Request> Say how many lines contain the string "parents". Give no other output.

# Material for the task start

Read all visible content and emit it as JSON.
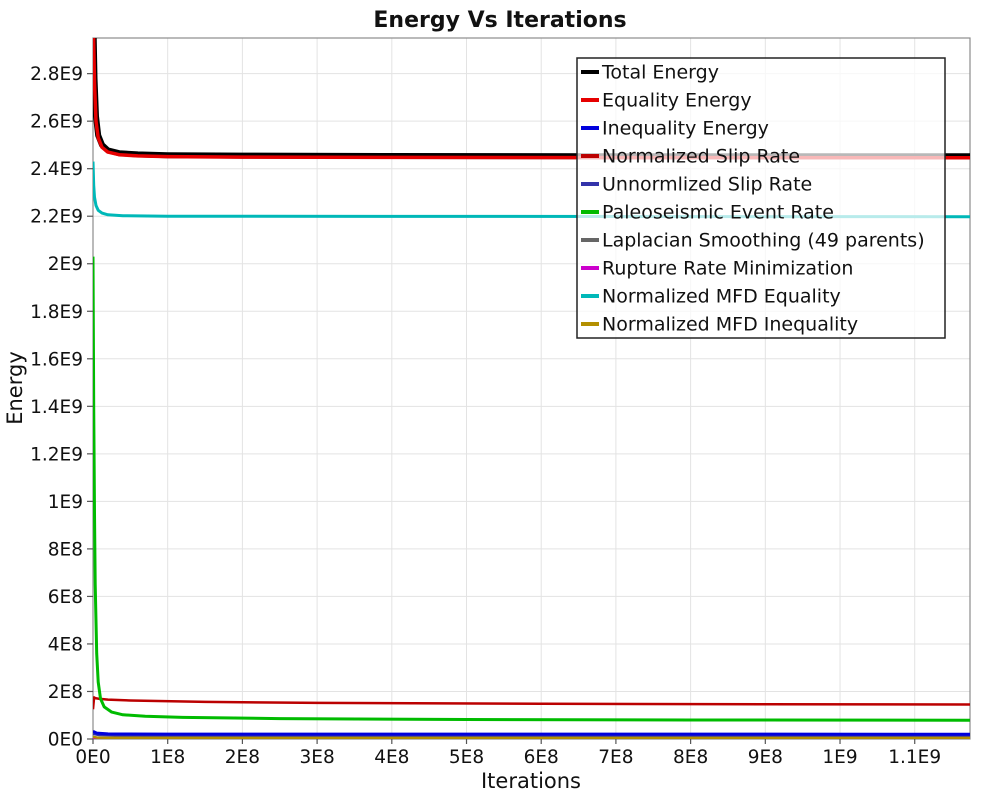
{
  "chart_data": {
    "type": "line",
    "title": "Energy Vs Iterations",
    "xlabel": "Iterations",
    "ylabel": "Energy",
    "xlim": [
      0,
      1174000000.0
    ],
    "ylim": [
      0,
      2950000000.0
    ],
    "grid": true,
    "legend_position": "top-right-inside",
    "legend_background": "rgba(255,255,255,0.72)",
    "x_ticks": [
      {
        "label": "0E0",
        "value": 0
      },
      {
        "label": "1E8",
        "value": 100000000.0
      },
      {
        "label": "2E8",
        "value": 200000000.0
      },
      {
        "label": "3E8",
        "value": 300000000.0
      },
      {
        "label": "4E8",
        "value": 400000000.0
      },
      {
        "label": "5E8",
        "value": 500000000.0
      },
      {
        "label": "6E8",
        "value": 600000000.0
      },
      {
        "label": "7E8",
        "value": 700000000.0
      },
      {
        "label": "8E8",
        "value": 800000000.0
      },
      {
        "label": "9E8",
        "value": 900000000.0
      },
      {
        "label": "1E9",
        "value": 1000000000.0
      },
      {
        "label": "1.1E9",
        "value": 1100000000.0
      }
    ],
    "y_ticks": [
      {
        "label": "0E0",
        "value": 0
      },
      {
        "label": "2E8",
        "value": 200000000.0
      },
      {
        "label": "4E8",
        "value": 400000000.0
      },
      {
        "label": "6E8",
        "value": 600000000.0
      },
      {
        "label": "8E8",
        "value": 800000000.0
      },
      {
        "label": "1E9",
        "value": 1000000000.0
      },
      {
        "label": "1.2E9",
        "value": 1200000000.0
      },
      {
        "label": "1.4E9",
        "value": 1400000000.0
      },
      {
        "label": "1.6E9",
        "value": 1600000000.0
      },
      {
        "label": "1.8E9",
        "value": 1800000000.0
      },
      {
        "label": "2E9",
        "value": 2000000000.0
      },
      {
        "label": "2.2E9",
        "value": 2200000000.0
      },
      {
        "label": "2.4E9",
        "value": 2400000000.0
      },
      {
        "label": "2.6E9",
        "value": 2600000000.0
      },
      {
        "label": "2.8E9",
        "value": 2800000000.0
      }
    ],
    "legend": [
      {
        "label": "Total Energy",
        "color": "#000000"
      },
      {
        "label": "Equality Energy",
        "color": "#e60000"
      },
      {
        "label": "Inequality Energy",
        "color": "#0000dd"
      },
      {
        "label": "Normalized Slip Rate",
        "color": "#bb0000"
      },
      {
        "label": "Unnormlized Slip Rate",
        "color": "#3333aa"
      },
      {
        "label": "Paleoseismic Event Rate",
        "color": "#00bb00"
      },
      {
        "label": "Laplacian Smoothing (49 parents)",
        "color": "#666666"
      },
      {
        "label": "Rupture Rate Minimization",
        "color": "#cc00cc"
      },
      {
        "label": "Normalized MFD Equality",
        "color": "#00b8b8"
      },
      {
        "label": "Normalized MFD Inequality",
        "color": "#b38f00"
      }
    ],
    "series": [
      {
        "name": "Laplacian Smoothing (49 parents)",
        "color": "#666666",
        "width": 2.5,
        "points": [
          [
            0,
            1200000.0
          ],
          [
            1174000000.0,
            1200000.0
          ]
        ]
      },
      {
        "name": "Rupture Rate Minimization",
        "color": "#cc00cc",
        "width": 2.5,
        "points": [
          [
            0,
            2500000.0
          ],
          [
            1174000000.0,
            2500000.0
          ]
        ]
      },
      {
        "name": "Normalized MFD Inequality",
        "color": "#b38f00",
        "width": 2.5,
        "points": [
          [
            0,
            9000000.0
          ],
          [
            6000000.0,
            6000000.0
          ],
          [
            20000000.0,
            5000000.0
          ],
          [
            1174000000.0,
            5000000.0
          ]
        ]
      },
      {
        "name": "Unnormlized Slip Rate",
        "color": "#3333aa",
        "width": 2.5,
        "points": [
          [
            0,
            22000000.0
          ],
          [
            8000000.0,
            17000000.0
          ],
          [
            30000000.0,
            15500000.0
          ],
          [
            1174000000.0,
            15000000.0
          ]
        ]
      },
      {
        "name": "Inequality Energy",
        "color": "#0000dd",
        "width": 3,
        "points": [
          [
            0,
            32000000.0
          ],
          [
            5000000.0,
            25000000.0
          ],
          [
            20000000.0,
            21500000.0
          ],
          [
            100000000.0,
            20500000.0
          ],
          [
            1174000000.0,
            20000000.0
          ]
        ]
      },
      {
        "name": "Normalized Slip Rate",
        "color": "#bb0000",
        "width": 2.5,
        "points": [
          [
            0,
            125000000.0
          ],
          [
            1500000.0,
            175000000.0
          ],
          [
            3000000.0,
            172000000.0
          ],
          [
            8000000.0,
            169000000.0
          ],
          [
            20000000.0,
            166000000.0
          ],
          [
            50000000.0,
            162000000.0
          ],
          [
            150000000.0,
            156000000.0
          ],
          [
            300000000.0,
            152000000.0
          ],
          [
            600000000.0,
            148000000.0
          ],
          [
            900000000.0,
            146000000.0
          ],
          [
            1174000000.0,
            145000000.0
          ]
        ]
      },
      {
        "name": "Paleoseismic Event Rate",
        "color": "#00bb00",
        "width": 3,
        "points": [
          [
            0,
            2030000000.0
          ],
          [
            1000000.0,
            1400000000.0
          ],
          [
            2000000.0,
            950000000.0
          ],
          [
            3000000.0,
            650000000.0
          ],
          [
            5000000.0,
            360000000.0
          ],
          [
            7000000.0,
            240000000.0
          ],
          [
            10000000.0,
            170000000.0
          ],
          [
            15000000.0,
            135000000.0
          ],
          [
            25000000.0,
            113000000.0
          ],
          [
            40000000.0,
            102000000.0
          ],
          [
            70000000.0,
            96000000.0
          ],
          [
            120000000.0,
            91000000.0
          ],
          [
            250000000.0,
            86000000.0
          ],
          [
            500000000.0,
            82000000.0
          ],
          [
            800000000.0,
            80000000.0
          ],
          [
            1174000000.0,
            79000000.0
          ]
        ]
      },
      {
        "name": "Normalized MFD Equality",
        "color": "#00b8b8",
        "width": 3,
        "points": [
          [
            0,
            2430000000.0
          ],
          [
            1000000.0,
            2330000000.0
          ],
          [
            2000000.0,
            2280000000.0
          ],
          [
            4000000.0,
            2245000000.0
          ],
          [
            7000000.0,
            2225000000.0
          ],
          [
            12000000.0,
            2213000000.0
          ],
          [
            20000000.0,
            2206000000.0
          ],
          [
            40000000.0,
            2202000000.0
          ],
          [
            100000000.0,
            2200000000.0
          ],
          [
            1174000000.0,
            2198000000.0
          ]
        ]
      },
      {
        "name": "Total Energy",
        "color": "#000000",
        "width": 6,
        "points": [
          [
            0,
            3300000000.0
          ],
          [
            1000000.0,
            2950000000.0
          ],
          [
            2000000.0,
            2780000000.0
          ],
          [
            4000000.0,
            2620000000.0
          ],
          [
            7000000.0,
            2540000000.0
          ],
          [
            12000000.0,
            2500000000.0
          ],
          [
            20000000.0,
            2477000000.0
          ],
          [
            35000000.0,
            2465000000.0
          ],
          [
            60000000.0,
            2460000000.0
          ],
          [
            100000000.0,
            2457000000.0
          ],
          [
            200000000.0,
            2455000000.0
          ],
          [
            400000000.0,
            2453500000.0
          ],
          [
            700000000.0,
            2452500000.0
          ],
          [
            1174000000.0,
            2452000000.0
          ]
        ]
      },
      {
        "name": "Equality Energy",
        "color": "#e60000",
        "width": 3.5,
        "points": [
          [
            0,
            3280000000.0
          ],
          [
            1000000.0,
            2930000000.0
          ],
          [
            2000000.0,
            2760000000.0
          ],
          [
            4000000.0,
            2600000000.0
          ],
          [
            7000000.0,
            2530000000.0
          ],
          [
            12000000.0,
            2490000000.0
          ],
          [
            20000000.0,
            2470000000.0
          ],
          [
            35000000.0,
            2459000000.0
          ],
          [
            60000000.0,
            2454000000.0
          ],
          [
            100000000.0,
            2451000000.0
          ],
          [
            200000000.0,
            2449000000.0
          ],
          [
            400000000.0,
            2447500000.0
          ],
          [
            700000000.0,
            2446500000.0
          ],
          [
            1174000000.0,
            2446000000.0
          ]
        ]
      }
    ]
  }
}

# Material for the task end

Result of the exercise> 2